╭─ SUPPLIED RECORDS
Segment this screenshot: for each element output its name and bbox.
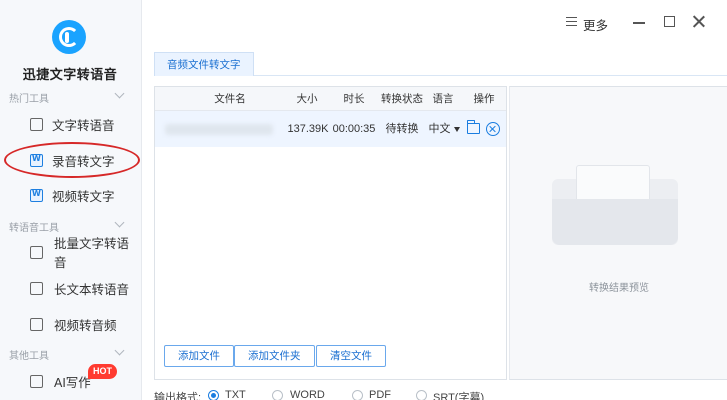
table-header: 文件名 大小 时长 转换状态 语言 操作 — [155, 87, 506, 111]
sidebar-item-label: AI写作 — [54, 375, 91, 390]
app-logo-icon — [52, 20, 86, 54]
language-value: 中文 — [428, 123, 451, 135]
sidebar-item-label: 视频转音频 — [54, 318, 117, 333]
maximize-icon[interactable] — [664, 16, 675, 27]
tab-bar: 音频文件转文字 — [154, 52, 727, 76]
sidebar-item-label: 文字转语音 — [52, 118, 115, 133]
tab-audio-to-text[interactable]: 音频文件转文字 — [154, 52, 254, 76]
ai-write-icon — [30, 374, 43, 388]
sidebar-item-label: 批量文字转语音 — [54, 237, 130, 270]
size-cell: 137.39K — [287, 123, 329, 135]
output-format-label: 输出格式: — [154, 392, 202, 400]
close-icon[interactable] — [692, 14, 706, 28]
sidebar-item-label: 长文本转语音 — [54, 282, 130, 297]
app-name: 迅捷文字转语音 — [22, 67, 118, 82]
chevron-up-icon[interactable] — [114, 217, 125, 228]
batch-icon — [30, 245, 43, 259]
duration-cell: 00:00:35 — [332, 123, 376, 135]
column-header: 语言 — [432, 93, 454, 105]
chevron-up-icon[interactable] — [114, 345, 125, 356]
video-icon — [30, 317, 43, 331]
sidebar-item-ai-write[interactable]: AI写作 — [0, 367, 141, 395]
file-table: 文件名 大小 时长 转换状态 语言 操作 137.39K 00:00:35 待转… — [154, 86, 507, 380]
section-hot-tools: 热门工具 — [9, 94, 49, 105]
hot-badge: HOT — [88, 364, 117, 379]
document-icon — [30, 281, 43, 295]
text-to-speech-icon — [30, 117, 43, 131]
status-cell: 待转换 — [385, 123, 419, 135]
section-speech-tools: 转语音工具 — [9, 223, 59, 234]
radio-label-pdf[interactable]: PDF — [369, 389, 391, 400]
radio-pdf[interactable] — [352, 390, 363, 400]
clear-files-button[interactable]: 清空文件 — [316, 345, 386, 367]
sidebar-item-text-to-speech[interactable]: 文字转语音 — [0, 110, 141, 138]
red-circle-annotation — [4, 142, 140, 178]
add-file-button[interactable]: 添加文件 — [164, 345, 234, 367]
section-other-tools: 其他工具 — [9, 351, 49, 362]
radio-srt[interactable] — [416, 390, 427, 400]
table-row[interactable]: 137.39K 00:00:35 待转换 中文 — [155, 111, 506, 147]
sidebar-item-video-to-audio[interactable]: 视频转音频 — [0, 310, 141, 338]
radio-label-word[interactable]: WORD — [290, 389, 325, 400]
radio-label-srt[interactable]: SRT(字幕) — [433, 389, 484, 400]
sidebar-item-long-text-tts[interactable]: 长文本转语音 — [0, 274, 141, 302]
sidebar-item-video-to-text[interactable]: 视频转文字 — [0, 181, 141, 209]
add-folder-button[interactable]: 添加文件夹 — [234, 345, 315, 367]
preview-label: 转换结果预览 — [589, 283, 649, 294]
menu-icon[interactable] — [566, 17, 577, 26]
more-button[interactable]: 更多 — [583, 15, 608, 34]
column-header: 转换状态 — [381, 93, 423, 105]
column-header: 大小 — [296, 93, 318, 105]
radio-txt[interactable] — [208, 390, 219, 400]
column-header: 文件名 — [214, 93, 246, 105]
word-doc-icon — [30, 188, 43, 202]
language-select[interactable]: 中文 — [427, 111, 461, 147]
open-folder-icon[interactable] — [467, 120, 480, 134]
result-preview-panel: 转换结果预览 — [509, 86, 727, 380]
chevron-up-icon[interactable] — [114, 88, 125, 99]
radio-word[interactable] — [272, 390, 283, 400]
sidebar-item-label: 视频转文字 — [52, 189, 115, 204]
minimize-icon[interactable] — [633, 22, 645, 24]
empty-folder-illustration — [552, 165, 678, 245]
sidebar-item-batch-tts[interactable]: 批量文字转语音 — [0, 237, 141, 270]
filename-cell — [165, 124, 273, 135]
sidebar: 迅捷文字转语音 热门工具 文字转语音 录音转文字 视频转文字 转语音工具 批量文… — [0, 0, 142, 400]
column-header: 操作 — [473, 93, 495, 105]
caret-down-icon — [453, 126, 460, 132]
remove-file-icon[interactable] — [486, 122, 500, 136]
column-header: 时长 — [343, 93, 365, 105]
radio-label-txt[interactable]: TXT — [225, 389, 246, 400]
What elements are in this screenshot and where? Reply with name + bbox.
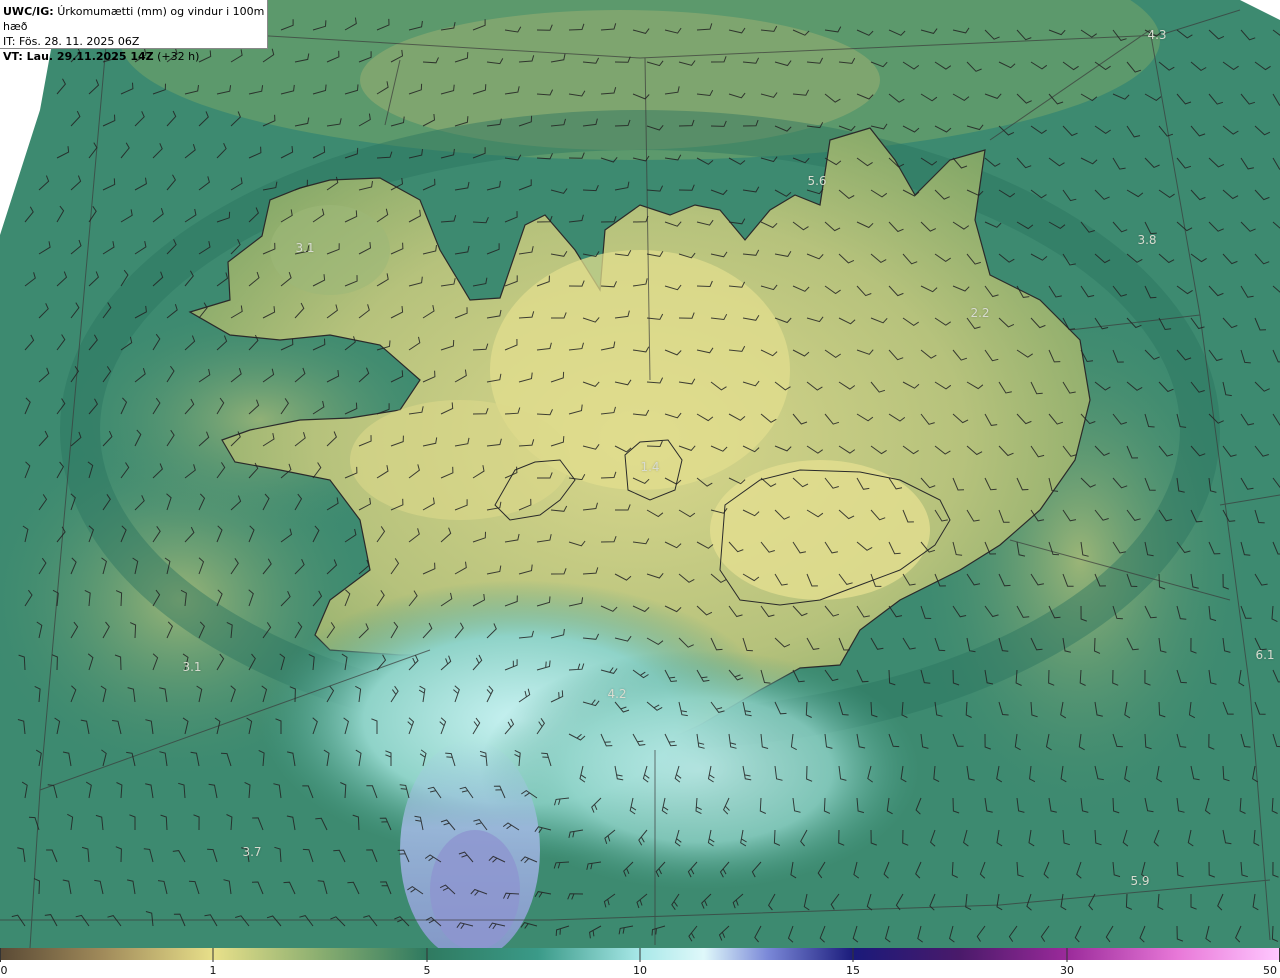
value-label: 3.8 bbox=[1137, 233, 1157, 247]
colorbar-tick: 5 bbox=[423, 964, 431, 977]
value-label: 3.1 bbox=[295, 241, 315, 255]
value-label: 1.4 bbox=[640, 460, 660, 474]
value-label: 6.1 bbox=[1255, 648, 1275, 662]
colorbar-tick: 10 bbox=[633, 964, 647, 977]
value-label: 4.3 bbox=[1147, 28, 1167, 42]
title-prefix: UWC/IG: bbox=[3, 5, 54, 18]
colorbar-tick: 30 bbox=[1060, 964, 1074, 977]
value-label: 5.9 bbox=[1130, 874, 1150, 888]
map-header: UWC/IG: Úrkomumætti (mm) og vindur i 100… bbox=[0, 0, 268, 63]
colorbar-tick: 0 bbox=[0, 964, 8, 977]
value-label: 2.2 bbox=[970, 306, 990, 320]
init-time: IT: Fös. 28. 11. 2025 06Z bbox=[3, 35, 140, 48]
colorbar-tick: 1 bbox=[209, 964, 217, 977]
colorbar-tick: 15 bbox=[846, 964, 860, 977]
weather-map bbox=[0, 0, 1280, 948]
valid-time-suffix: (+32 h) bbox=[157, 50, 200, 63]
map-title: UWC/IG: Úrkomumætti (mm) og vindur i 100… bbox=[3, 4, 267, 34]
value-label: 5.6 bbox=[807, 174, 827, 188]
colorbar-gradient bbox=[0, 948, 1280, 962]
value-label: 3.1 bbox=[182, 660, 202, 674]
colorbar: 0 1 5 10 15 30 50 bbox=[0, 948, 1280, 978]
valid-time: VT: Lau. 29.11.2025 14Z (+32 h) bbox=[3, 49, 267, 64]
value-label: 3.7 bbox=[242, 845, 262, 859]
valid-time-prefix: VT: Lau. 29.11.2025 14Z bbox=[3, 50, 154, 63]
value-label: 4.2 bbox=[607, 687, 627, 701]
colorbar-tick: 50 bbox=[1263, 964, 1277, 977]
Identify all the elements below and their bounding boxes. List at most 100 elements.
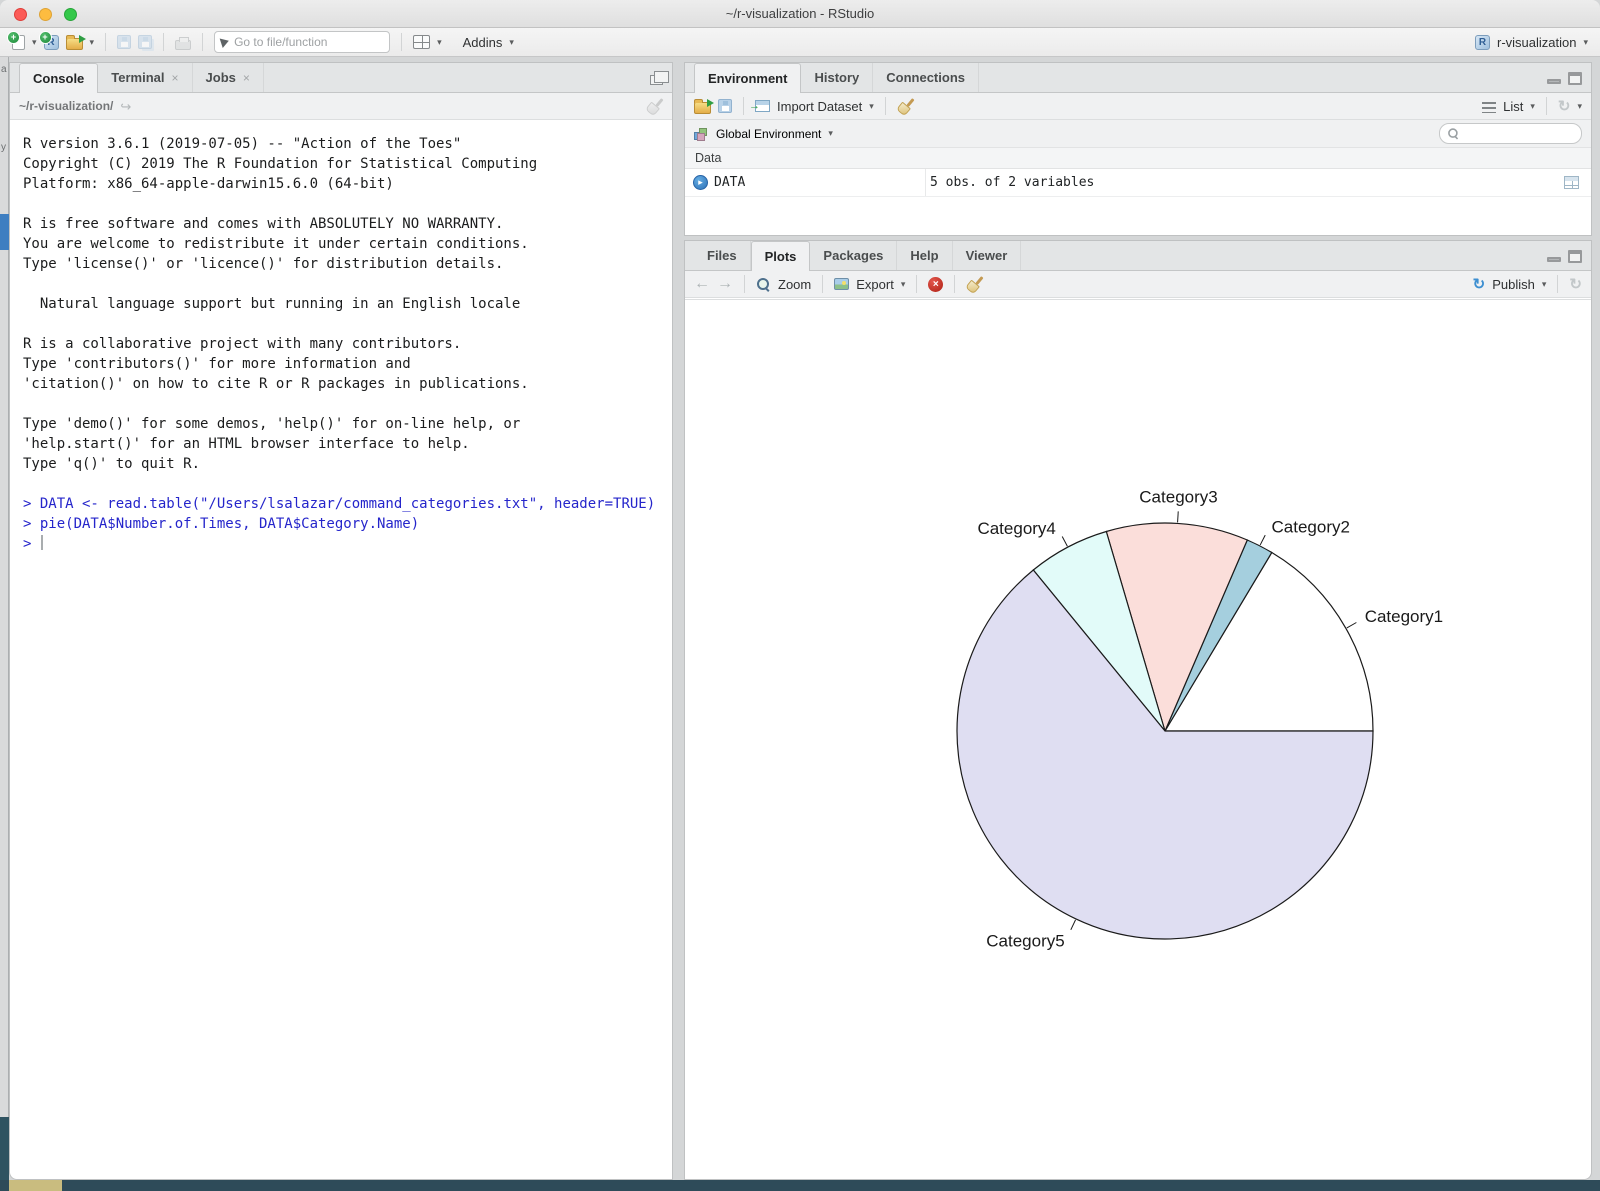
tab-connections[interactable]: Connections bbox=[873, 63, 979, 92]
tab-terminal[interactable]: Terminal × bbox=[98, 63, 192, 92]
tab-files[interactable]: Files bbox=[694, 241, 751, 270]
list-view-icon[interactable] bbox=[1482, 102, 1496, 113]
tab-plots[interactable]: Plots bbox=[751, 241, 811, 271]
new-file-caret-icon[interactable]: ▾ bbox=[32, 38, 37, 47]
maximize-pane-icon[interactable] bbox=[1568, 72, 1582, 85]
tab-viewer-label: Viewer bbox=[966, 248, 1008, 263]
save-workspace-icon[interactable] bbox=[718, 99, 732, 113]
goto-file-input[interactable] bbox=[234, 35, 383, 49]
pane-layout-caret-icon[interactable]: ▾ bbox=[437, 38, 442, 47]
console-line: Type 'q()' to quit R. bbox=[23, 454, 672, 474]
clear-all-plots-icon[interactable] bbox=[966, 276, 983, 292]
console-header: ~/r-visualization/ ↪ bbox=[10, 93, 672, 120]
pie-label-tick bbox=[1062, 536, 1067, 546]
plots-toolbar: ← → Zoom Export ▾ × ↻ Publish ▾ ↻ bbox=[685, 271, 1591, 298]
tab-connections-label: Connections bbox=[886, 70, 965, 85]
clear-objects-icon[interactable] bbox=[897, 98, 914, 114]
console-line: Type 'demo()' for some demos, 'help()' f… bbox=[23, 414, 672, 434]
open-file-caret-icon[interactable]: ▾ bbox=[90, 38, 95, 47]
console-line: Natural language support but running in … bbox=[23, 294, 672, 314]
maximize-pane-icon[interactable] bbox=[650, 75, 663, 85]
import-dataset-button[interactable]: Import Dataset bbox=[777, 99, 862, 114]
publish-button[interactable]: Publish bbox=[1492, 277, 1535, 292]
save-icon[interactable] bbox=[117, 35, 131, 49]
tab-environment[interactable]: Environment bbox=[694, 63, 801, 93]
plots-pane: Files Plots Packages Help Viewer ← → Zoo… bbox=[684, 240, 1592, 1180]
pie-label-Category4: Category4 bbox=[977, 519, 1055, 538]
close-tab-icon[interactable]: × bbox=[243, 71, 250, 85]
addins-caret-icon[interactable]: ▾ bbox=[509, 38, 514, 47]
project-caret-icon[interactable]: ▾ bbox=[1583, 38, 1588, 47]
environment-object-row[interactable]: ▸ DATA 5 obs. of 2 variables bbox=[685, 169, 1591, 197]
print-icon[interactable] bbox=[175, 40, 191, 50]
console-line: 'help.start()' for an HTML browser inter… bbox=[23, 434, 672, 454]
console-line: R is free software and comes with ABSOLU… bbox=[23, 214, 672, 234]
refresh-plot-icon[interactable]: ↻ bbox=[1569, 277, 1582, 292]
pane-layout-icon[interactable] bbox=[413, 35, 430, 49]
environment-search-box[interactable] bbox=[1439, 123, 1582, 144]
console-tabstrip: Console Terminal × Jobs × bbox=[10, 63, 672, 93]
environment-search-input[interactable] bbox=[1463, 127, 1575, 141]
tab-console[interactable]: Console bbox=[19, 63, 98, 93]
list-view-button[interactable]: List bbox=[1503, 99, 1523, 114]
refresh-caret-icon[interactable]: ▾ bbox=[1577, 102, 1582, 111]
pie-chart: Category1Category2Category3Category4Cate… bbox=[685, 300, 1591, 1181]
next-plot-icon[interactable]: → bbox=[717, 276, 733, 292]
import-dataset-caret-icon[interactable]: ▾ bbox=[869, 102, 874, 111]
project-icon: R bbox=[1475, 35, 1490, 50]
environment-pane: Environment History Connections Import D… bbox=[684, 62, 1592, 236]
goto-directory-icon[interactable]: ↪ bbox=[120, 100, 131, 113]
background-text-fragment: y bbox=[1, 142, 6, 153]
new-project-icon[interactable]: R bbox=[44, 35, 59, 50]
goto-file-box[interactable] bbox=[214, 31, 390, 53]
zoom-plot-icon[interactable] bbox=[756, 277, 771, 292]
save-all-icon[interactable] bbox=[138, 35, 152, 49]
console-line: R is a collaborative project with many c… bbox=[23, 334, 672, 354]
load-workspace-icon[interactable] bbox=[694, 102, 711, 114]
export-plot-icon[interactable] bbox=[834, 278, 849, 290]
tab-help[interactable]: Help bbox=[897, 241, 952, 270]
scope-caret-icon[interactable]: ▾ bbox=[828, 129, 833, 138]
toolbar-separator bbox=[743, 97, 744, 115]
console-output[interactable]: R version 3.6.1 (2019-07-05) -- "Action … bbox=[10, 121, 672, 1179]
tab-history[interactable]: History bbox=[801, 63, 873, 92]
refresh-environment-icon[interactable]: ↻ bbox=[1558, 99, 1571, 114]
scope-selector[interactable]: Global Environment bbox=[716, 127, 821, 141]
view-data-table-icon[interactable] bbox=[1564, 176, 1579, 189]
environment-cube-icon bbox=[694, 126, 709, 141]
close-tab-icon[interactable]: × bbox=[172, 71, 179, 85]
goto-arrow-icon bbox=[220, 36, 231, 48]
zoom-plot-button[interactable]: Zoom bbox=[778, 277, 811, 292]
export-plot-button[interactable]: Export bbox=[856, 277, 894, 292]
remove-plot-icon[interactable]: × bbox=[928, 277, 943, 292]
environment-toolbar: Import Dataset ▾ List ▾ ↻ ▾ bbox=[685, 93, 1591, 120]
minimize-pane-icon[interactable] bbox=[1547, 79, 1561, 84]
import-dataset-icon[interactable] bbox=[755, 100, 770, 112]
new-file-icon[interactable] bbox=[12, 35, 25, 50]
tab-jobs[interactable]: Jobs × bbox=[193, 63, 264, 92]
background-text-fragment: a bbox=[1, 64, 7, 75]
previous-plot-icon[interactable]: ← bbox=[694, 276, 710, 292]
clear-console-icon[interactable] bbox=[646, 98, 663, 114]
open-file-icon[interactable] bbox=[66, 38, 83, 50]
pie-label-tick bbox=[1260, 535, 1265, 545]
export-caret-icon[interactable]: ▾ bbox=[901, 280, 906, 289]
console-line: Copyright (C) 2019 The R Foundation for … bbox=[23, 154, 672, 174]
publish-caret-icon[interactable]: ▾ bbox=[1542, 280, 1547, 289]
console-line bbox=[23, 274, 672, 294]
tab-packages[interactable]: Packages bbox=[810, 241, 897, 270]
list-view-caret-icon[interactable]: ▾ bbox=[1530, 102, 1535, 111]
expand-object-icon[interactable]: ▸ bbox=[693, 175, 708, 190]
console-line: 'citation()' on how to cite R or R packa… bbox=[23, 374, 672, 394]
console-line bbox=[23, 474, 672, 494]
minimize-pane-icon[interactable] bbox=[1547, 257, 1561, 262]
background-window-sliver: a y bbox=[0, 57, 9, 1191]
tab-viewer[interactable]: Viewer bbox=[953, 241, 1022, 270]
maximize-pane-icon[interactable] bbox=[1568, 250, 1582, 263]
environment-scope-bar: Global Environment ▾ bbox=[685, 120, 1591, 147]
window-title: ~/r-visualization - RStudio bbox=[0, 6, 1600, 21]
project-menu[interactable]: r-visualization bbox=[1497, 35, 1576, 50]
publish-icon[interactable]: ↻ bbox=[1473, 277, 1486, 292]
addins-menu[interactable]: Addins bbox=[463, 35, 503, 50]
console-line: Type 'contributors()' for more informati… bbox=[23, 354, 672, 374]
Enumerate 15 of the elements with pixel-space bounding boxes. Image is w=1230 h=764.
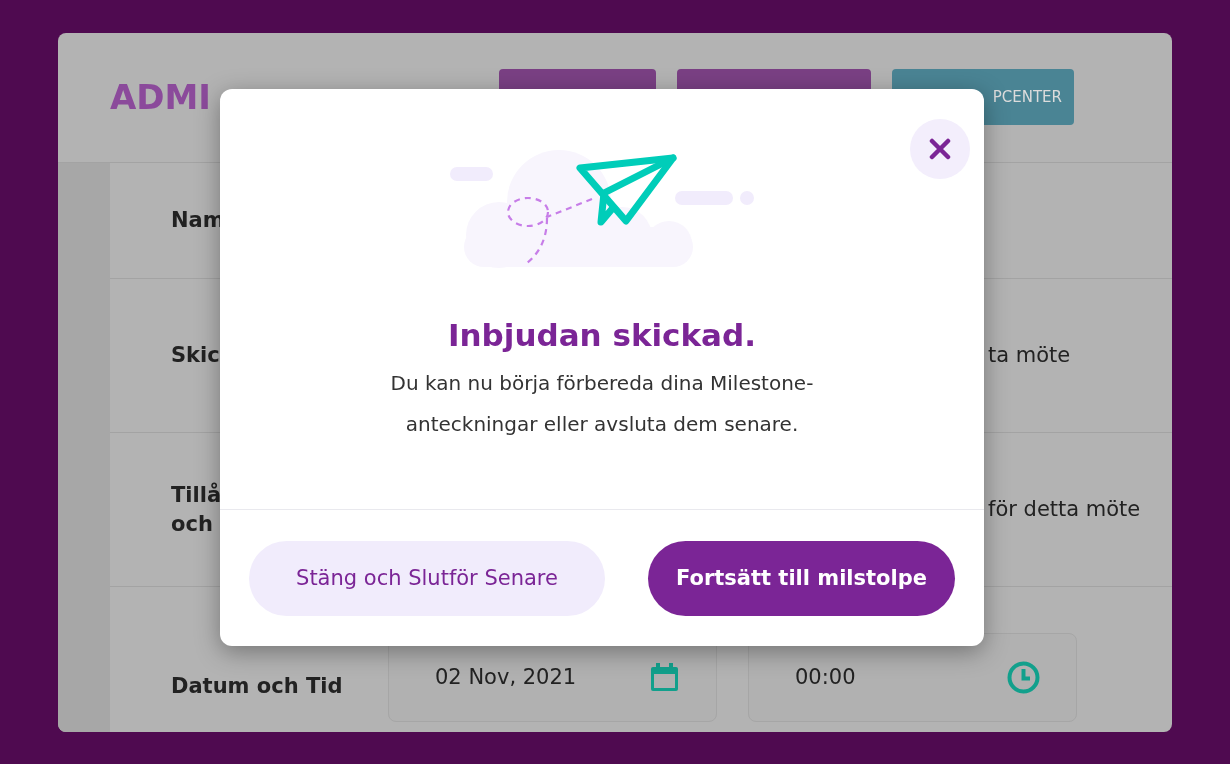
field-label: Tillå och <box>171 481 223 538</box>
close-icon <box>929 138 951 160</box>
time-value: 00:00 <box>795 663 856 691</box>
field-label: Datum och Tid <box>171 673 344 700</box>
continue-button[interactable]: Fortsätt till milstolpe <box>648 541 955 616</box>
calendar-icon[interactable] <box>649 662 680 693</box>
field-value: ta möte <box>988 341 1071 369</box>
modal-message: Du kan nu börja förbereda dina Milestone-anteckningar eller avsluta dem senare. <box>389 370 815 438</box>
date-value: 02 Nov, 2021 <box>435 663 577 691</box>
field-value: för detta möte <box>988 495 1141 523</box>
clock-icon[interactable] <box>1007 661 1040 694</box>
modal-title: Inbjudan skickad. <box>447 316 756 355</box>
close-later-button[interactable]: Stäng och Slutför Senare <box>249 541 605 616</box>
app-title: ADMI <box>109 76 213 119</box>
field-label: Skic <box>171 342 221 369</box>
╰─
» **PROBLEM REQUIREMENTS**
Reproduce without changes the part of the records that starts with the line containing "value-label: 3.8 bbox=[1137, 233, 1157, 247]" and ends with the line containing "colorbar-gradient bbox=[0, 948, 1280, 962]", including both of those lines.

» **FULL ANSWER**
value-label: 3.8 bbox=[1137, 233, 1157, 247]
colorbar-tick: 5 bbox=[423, 964, 431, 977]
value-label: 3.1 bbox=[295, 241, 315, 255]
value-label: 1.4 bbox=[640, 460, 660, 474]
value-label: 6.1 bbox=[1255, 648, 1275, 662]
colorbar-tick: 10 bbox=[633, 964, 647, 977]
value-label: 4.3 bbox=[1147, 28, 1167, 42]
title-prefix: UWC/IG: bbox=[3, 5, 54, 18]
colorbar-tick: 30 bbox=[1060, 964, 1074, 977]
value-label: 5.9 bbox=[1130, 874, 1150, 888]
map-header: UWC/IG: Úrkomumætti (mm) og vindur i 100… bbox=[0, 0, 268, 63]
colorbar-tick: 0 bbox=[0, 964, 8, 977]
value-label: 2.2 bbox=[970, 306, 990, 320]
init-time: IT: Fös. 28. 11. 2025 06Z bbox=[3, 35, 140, 48]
colorbar-tick: 1 bbox=[209, 964, 217, 977]
colorbar-tick: 15 bbox=[846, 964, 860, 977]
weather-map bbox=[0, 0, 1280, 948]
valid-time-suffix: (+32 h) bbox=[157, 50, 200, 63]
map-title: UWC/IG: Úrkomumætti (mm) og vindur i 100… bbox=[3, 4, 267, 34]
value-label: 5.6 bbox=[807, 174, 827, 188]
colorbar-gradient bbox=[0, 948, 1280, 962]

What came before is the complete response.